§ **The request**:
Note how many lines contain "BANDJOUN" and give that number, with nothing else.

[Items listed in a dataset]
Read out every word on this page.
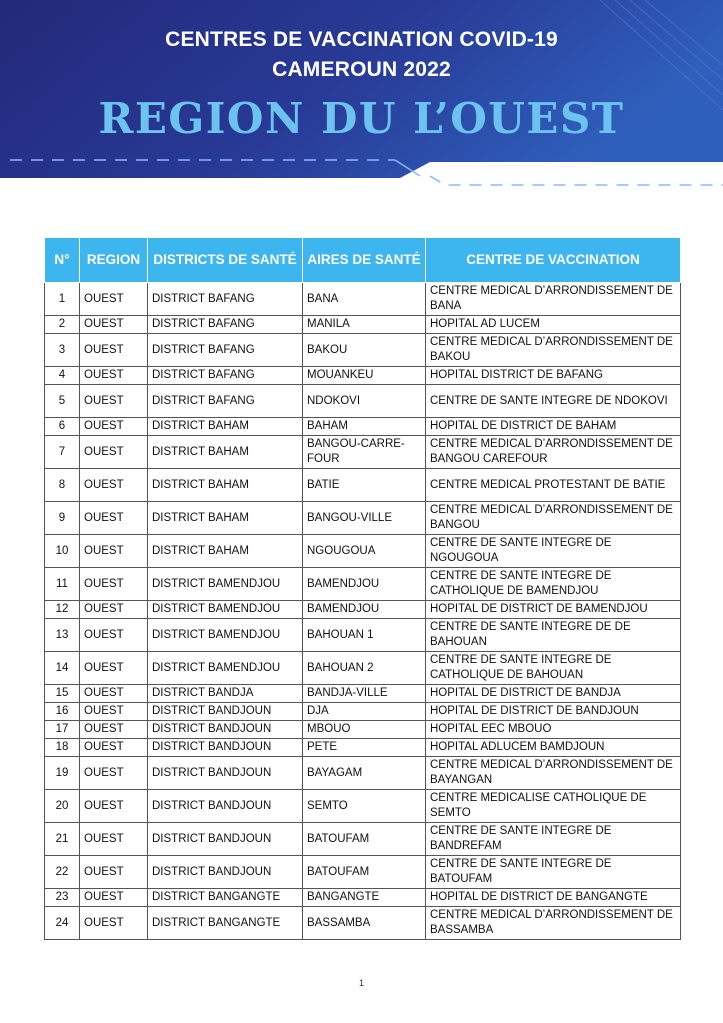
CENTRES DE VACCINATION COVID-19
CAMEROUN 2022
REGION DU L’OUEST
N°	REGION	DISTRICTS DE SANTÉ	AIRES DE SANTÉ	CENTRE DE VACCINATION
1	OUEST	DISTRICT BAFANG	BANA	CENTRE MEDICAL D’ARRONDISSEMENT DE BANA
2	OUEST	DISTRICT BAFANG	MANILA	HOPITAL AD LUCEM
3	OUEST	DISTRICT BAFANG	BAKOU	CENTRE MEDICAL D’ARRONDISSEMENT DE BAKOU
4	OUEST	DISTRICT BAFANG	MOUANKEU	HOPITAL DISTRICT DE BAFANG
5	OUEST	DISTRICT BAFANG	NDOKOVI	CENTRE DE SANTE INTEGRE DE NDOKOVI
6	OUEST	DISTRICT BAHAM	BAHAM	HOPITAL DE DISTRICT DE BAHAM
7	OUEST	DISTRICT BAHAM	BANGOU-CARRE-FOUR	CENTRE MEDICAL D’ARRONDISSEMENT DE BANGOU CAREFOUR
8	OUEST	DISTRICT BAHAM	BATIE	CENTRE MEDICAL PROTESTANT DE BATIE
9	OUEST	DISTRICT BAHAM	BANGOU-VILLE	CENTRE MEDICAL D’ARRONDISSEMENT DE BANGOU
10	OUEST	DISTRICT BAHAM	NGOUGOUA	CENTRE DE SANTE INTEGRE DE NGOUGOUA
11	OUEST	DISTRICT BAMENDJOU	BAMENDJOU	CENTRE DE SANTE INTEGRE DE CATHOLIQUE DE BAMENDJOU
12	OUEST	DISTRICT BAMENDJOU	BAMENDJOU	HOPITAL DE DISTRICT DE BAMENDJOU
13	OUEST	DISTRICT BAMENDJOU	BAHOUAN 1	CENTRE DE SANTE INTEGRE DE DE BAHOUAN
14	OUEST	DISTRICT BAMENDJOU	BAHOUAN 2	CENTRE DE SANTE INTEGRE DE CATHOLIQUE DE BAHOUAN
15	OUEST	DISTRICT BANDJA	BANDJA-VILLE	HOPITAL DE DISTRICT DE BANDJA
16	OUEST	DISTRICT BANDJOUN	DJA	HOPITAL DE DISTRICT DE BANDJOUN
17	OUEST	DISTRICT BANDJOUN	MBOUO	HOPITAL EEC MBOUO
18	OUEST	DISTRICT BANDJOUN	PETE	HOPITAL ADLUCEM BAMDJOUN
19	OUEST	DISTRICT BANDJOUN	BAYAGAM	CENTRE MEDICAL D’ARRONDISSEMENT DE BAYANGAN
20	OUEST	DISTRICT BANDJOUN	SEMTO	CENTRE MEDICALISE CATHOLIQUE DE SEMTO
21	OUEST	DISTRICT BANDJOUN	BATOUFAM	CENTRE DE SANTE INTEGRE DE BANDREFAM
22	OUEST	DISTRICT BANDJOUN	BATOUFAM	CENTRE DE SANTE INTEGRE DE BATOUFAM
23	OUEST	DISTRICT BANGANGTE	BANGANGTE	HOPITAL DE DISTRICT DE BANGANGTE
24	OUEST	DISTRICT BANGANGTE	BASSAMBA	CENTRE MEDICAL D’ARRONDISSEMENT DE BASSAMBA
1
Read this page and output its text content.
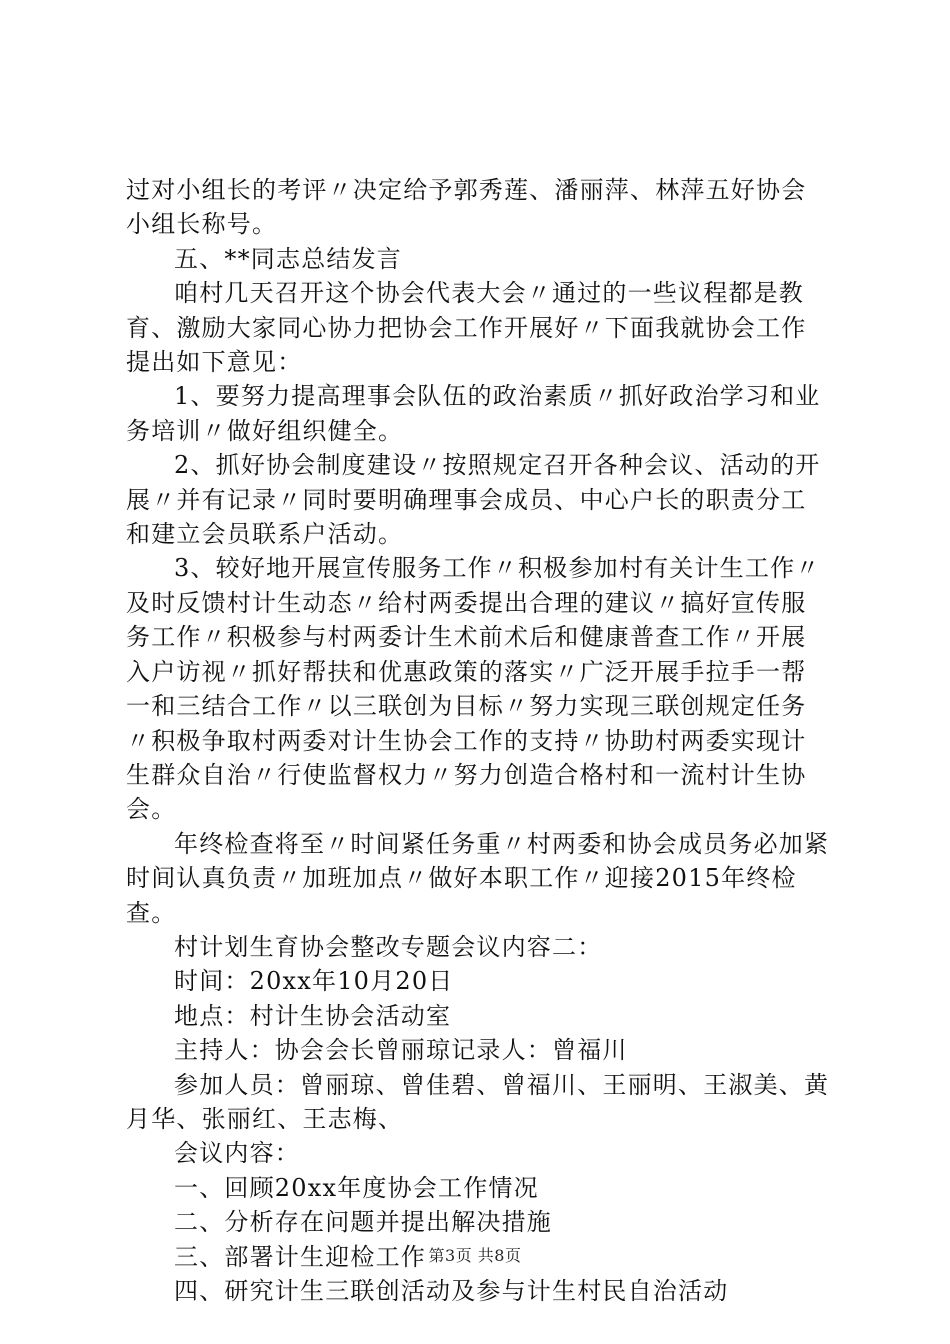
过对小组长的考评〃决定给予郭秀莲、潘丽萍、林萍五好协会小组长称号。

五、**同志总结发言

咱村几天召开这个协会代表大会〃通过的一些议程都是教育、激励大家同心协力把协会工作开展好〃下面我就协会工作提出如下意见：

1、要努力提高理事会队伍的政治素质〃抓好政治学习和业务培训〃做好组织健全。

2、抓好协会制度建设〃按照规定召开各种会议、活动的开展〃并有记录〃同时要明确理事会成员、中心户长的职责分工和建立会员联系户活动。

3、较好地开展宣传服务工作〃积极参加村有关计生工作〃及时反馈村计生动态〃给村两委提出合理的建议〃搞好宣传服务工作〃积极参与村两委计生术前术后和健康普查工作〃开展入户访视〃抓好帮扶和优惠政策的落实〃广泛开展手拉手一帮一和三结合工作〃以三联创为目标〃努力实现三联创规定任务〃积极争取村两委对计生协会工作的支持〃协助村两委实现计生群众自治〃行使监督权力〃努力创造合格村和一流村计生协会。

年终检查将至〃时间紧任务重〃村两委和协会成员务必加紧时间认真负责〃加班加点〃做好本职工作〃迎接2015年终检查。

村计划生育协会整改专题会议内容二：

时间：20xx年10月20日

地点：村计生协会活动室

主持人：协会会长曾丽琼记录人：曾福川

参加人员：曾丽琼、曾佳碧、曾福川、王丽明、王淑美、黄月华、张丽红、王志梅、

会议内容：

一、回顾20xx年度协会工作情况

二、分析存在问题并提出解决措施

三、部署计生迎检工作

四、研究计生三联创活动及参与计生村民自治活动

第3页 共8页
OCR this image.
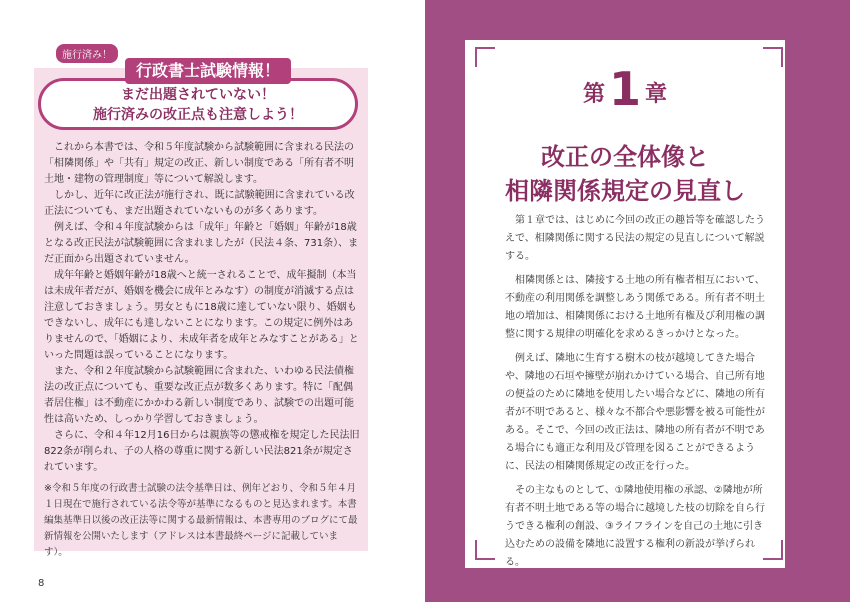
施行済み！
まだ出題されていない！
施行済みの改正点も注意しよう！
行政書士試験情報！

これから本書では、令和５年度試験から試験範囲に含まれる民法の「相隣関係」や「共有」規定の改正、新しい制度である「所有者不明土地・建物の管理制度」等について解説します。

しかし、近年に改正法が施行され、既に試験範囲に含まれている改正法についても、まだ出題されていないものが多くあります。

例えば、令和４年度試験からは「成年」年齢と「婚姻」年齢が18歳となる改正民法が試験範囲に含まれましたが（民法４条、731条）、まだ正面から出題されていません。

成年年齢と婚姻年齢が18歳へと統一されることで、成年擬制（本当は未成年者だが、婚姻を機会に成年とみなす）の制度が消滅する点は注意しておきましょう。男女ともに18歳に達していない限り、婚姻もできないし、成年にも達しないことになります。この規定に例外はありませんので、「婚姻により、未成年者を成年とみなすことがある」といった問題は誤っていることになります。

また、令和２年度試験から試験範囲に含まれた、いわゆる民法債権法の改正点についても、重要な改正点が数多くあります。特に「配偶者居住権」は不動産にかかわる新しい制度であり、試験での出題可能性は高いため、しっかり学習しておきましょう。

さらに、令和４年12月16日からは親族等の懲戒権を規定した民法旧822条が削られ、子の人格の尊重に関する新しい民法821条が規定されています。

※令和５年度の行政書士試験の法令基準日は、例年どおり、令和５年４月１日現在で施行されている法令等が基準になるものと見込まれます。本書編集基準日以後の改正法等に関する最新情報は、本書専用のブログにて最新情報を公開いたします（アドレスは本書最終ページに記載しています）。
8
第1 章
改正の全体像と
相隣関係規定の見直し

第１章では、はじめに今回の改正の趣旨等を確認したうえで、相隣関係に関する民法の規定の見直しについて解説する。

相隣関係とは、隣接する土地の所有権者相互において、不動産の利用関係を調整しあう関係である。所有者不明土地の増加は、相隣関係における土地所有権及び利用権の調整に関する規律の明確化を求めるきっかけとなった。

例えば、隣地に生育する樹木の枝が越境してきた場合や、隣地の石垣や擁壁が崩れかけている場合、自己所有地の便益のために隣地を使用したい場合などに、隣地の所有者が不明であると、様々な不都合や悪影響を被る可能性がある。そこで、今回の改正法は、隣地の所有者が不明である場合にも適正な利用及び管理を図ることができるように、民法の相隣関係規定の改正を行った。

その主なものとして、①隣地使用権の承認、②隣地が所有者不明土地である等の場合に越境した枝の切除を自ら行うできる権利の創設、③ライフラインを自己の土地に引き込むための設備を隣地に設置する権利の新設が挙げられる。
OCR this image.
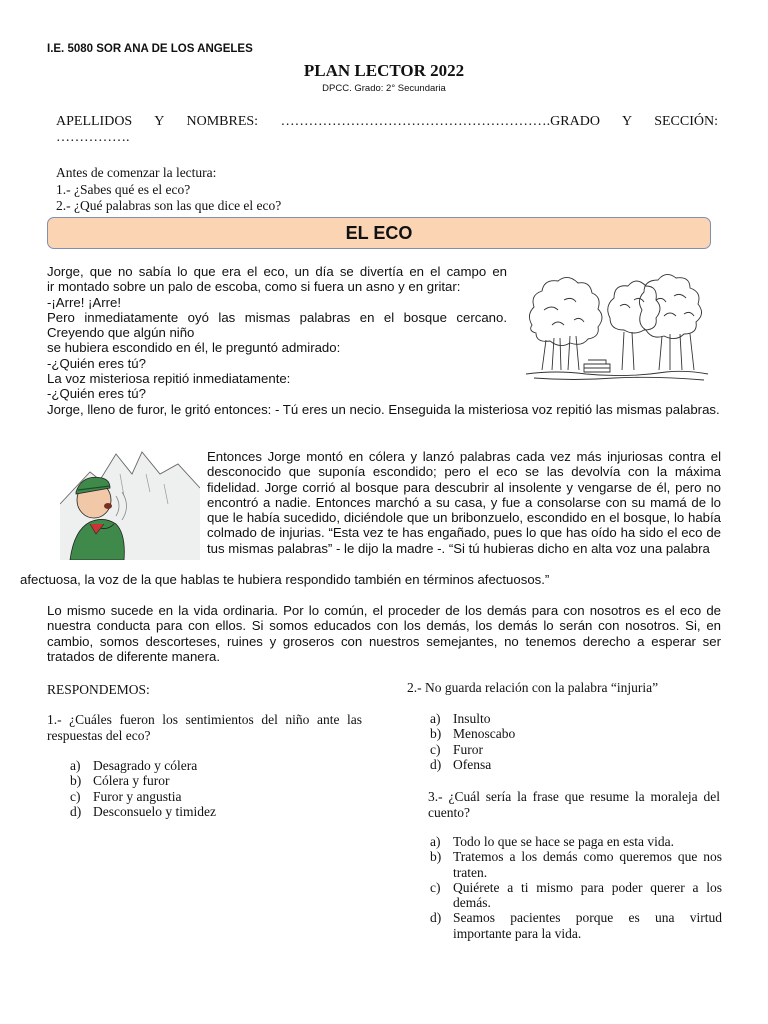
I.E. 5080 SOR ANA DE LOS ANGELES
PLAN LECTOR 2022
DPCC. Grado: 2° Secundaria
APELLIDOS Y NOMBRES: ………………………………………………….GRADO Y SECCIÓN:
…………….
Antes de comenzar la lectura:
1.- ¿Sabes qué es el eco?
2.- ¿Qué palabras son las que dice el eco?
EL ECO
Jorge, que no sabía lo que era el eco, un día se divertía en el campo en
ir montado sobre un palo de escoba, como si fuera un asno y en gritar:
-¡Arre! ¡Arre!
Pero inmediatamente oyó las mismas palabras en el bosque cercano. Creyendo que algún niño
se hubiera escondido en él, le preguntó admirado:
-¿Quién eres tú?
La voz misteriosa repitió inmediatamente:
-¿Quién eres tú?
Jorge, lleno de furor, le gritó entonces: - Tú eres un necio. Enseguida la misteriosa voz repitió las mismas palabras.
Entonces Jorge montó en cólera y lanzó palabras cada vez más injuriosas contra el desconocido que suponía escondido; pero el eco se las devolvía con la máxima fidelidad. Jorge corrió al bosque para descubrir al insolente y vengarse de él, pero no encontró a nadie. Entonces marchó a su casa, y fue a consolarse con su mamá de lo que le había sucedido, diciéndole que un bribonzuelo, escondido en el bosque, lo había colmado de injurias. “Esta vez te has engañado, pues lo que has oído ha sido el eco de tus mismas palabras” - le dijo la madre -. “Si tú hubieras dicho en alta voz una palabra
afectuosa, la voz de la que hablas te hubiera respondido también en términos afectuosos.”
Lo mismo sucede en la vida ordinaria. Por lo común, el proceder de los demás para con nosotros es el eco de nuestra conducta para con ellos. Si somos educados con los demás, los demás lo serán con nosotros. Si, en cambio, somos descorteses, ruines y groseros con nuestros semejantes, no tenemos derecho a esperar ser tratados de diferente manera.
RESPONDEMOS:
1.- ¿Cuáles fueron los sentimientos del niño ante las respuestas del eco?
a) Desagrado y cólera
b) Cólera y furor
c) Furor y angustia
d) Desconsuelo y timidez
2.- No guarda relación con la palabra “injuria”
a) Insulto
b) Menoscabo
c) Furor
d) Ofensa
3.- ¿Cuál sería la frase que resume la moraleja del cuento?
a) Todo lo que se hace se paga en esta vida.
b) Tratemos a los demás como queremos que nos traten.
c) Quiérete a ti mismo para poder querer a los demás.
d) Seamos pacientes porque es una virtud importante para la vida.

§ **Response to this task**:
7